### [PASSAGE]
————————

The Third Dynasty of Ur, also called the Neo-Sumerian Empire, refers to a 22nd to 21st century BC (middle chronology) Sumerian ruling dynasty based in the city of Ur and a short-lived territorial-political state which some historians consider to have been a nascent empire.

The Third Dynasty of Ur is commonly abbreviated as Ur III by historians studying the period. It is numbered in reference to previous dynasties, such as the First Dynasty of Ur (26-25th century BC), but it seems the once supposed Second Dynasty of Ur was never recorded.

The Third Dynasty of Ur was the last Sumerian dynasty which came to preeminent power in Mesopotamia. It began after several centuries of control by Akkadian and Gutian kings. It controlled the cities of Isin, Larsa, and Eshnunna and extended as far north as Upper Mesopotamia.

History

The Third Dynasty of Ur arose some time after the fall of the Akkad Dynasty. The period between the last powerful king of the Akkad Dynasty, Shar-Kali-Sharri, and the first king of Ur III, Ur-Nammu, is not well documented, but most Assyriologists posit that there was a brief "dark age", followed by a power struggle among the most powerful city-states. On the king-lists, Shar-Kali-Sharri is followed by two more kings of Akkad and six in Uruk; however, there are no year names surviving for any of these, nor even any artifacts confirming that any of these reigns was historical — save one artifact for Dudu of Akkad (Shar-Kali-Sharri's immediate successor on the list). Akkad's primacy, instead, seems to have been usurped by Gutian invaders from the Zagros Mountains, whose kings ruled in Mesopotamia for an indeterminate period (124 years according to some copies of the king list, only 25 according to others). An illiterate and nomadic people, their rule was not conducive to agriculture, nor record-keeping, and by the time they were expelled, the region was crippled by severe famine and skyrocketing grain prices. Their last king, Tirigan, was driven out by Utu-hengal of Uruk.

Following Utu-Hengal's reign, Ur-Nammu (originally a general) founded the Third Dynasty of Ur, but the precise events surrounding his rise are unclear.  The Sumerian King List states that Utu-hengal had reigned for seven years (or 426, or 26 in other copies), although only one year-name for him is known from records, that of his accession, suggesting a shorter reign.

It is possible that Ur-Nammu was originally his governor. There are two stelae discovered in Ur that include this detail in an inscription about Ur-Nammu's life.

Ur-Nammu rose to prominence as a warrior-king when he crushed the ruler of Lagash in battle, killing the king himself. After this battle, Ur-Nammu seems to have earned the title 'king of Sumer and Akkad.'

Ur's dominance over the Neo-Sumerian Empire was consolidated with the famous Code of Ur-Nammu, probably the first such law-code for Mesopotamia since that of Urukagina of Lagash centuries earlier.

Many significant changes occurred in the empire under Shulgi's reign.  He took steps to centralize and standardize the procedures of the empire.  He is credited with standardizing administrative processes, archival documentation, the tax system, and the national calendar. He captured the city of Susa and the surrounding region, toppling Elamite king Kutik-Inshushinak, while the rest of Elam fell under control of Shimashki dynasty.

————————

### [DATASET EXTRACT]
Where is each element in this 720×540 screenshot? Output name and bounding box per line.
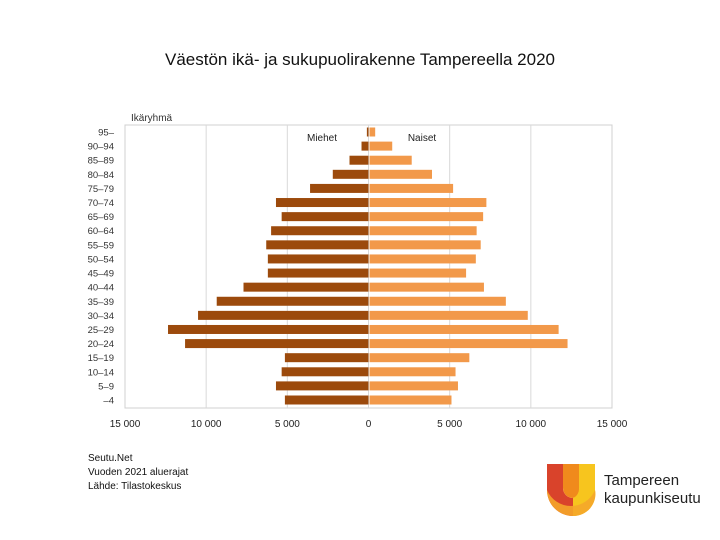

————————

### [THE REQUEST]
Set down the portion of the text about the Third Dynasty of Ur between "The Third Dynasty of Ur, also" and "was never recorded.", inclusive, copying it word for word. Rely solely on the text about the Third Dynasty of Ur for what comes next.

### [EXERCISE SOLUTION]
The Third Dynasty of Ur, also called the Neo-Sumerian Empire, refers to a 22nd to 21st century BC (middle chronology) Sumerian ruling dynasty based in the city of Ur and a short-lived territorial-political state which some historians consider to have been a nascent empire.

The Third Dynasty of Ur is commonly abbreviated as Ur III by historians studying the period. It is numbered in reference to previous dynasties, such as the First Dynasty of Ur (26-25th century BC), but it seems the once supposed Second Dynasty of Ur was never recorded.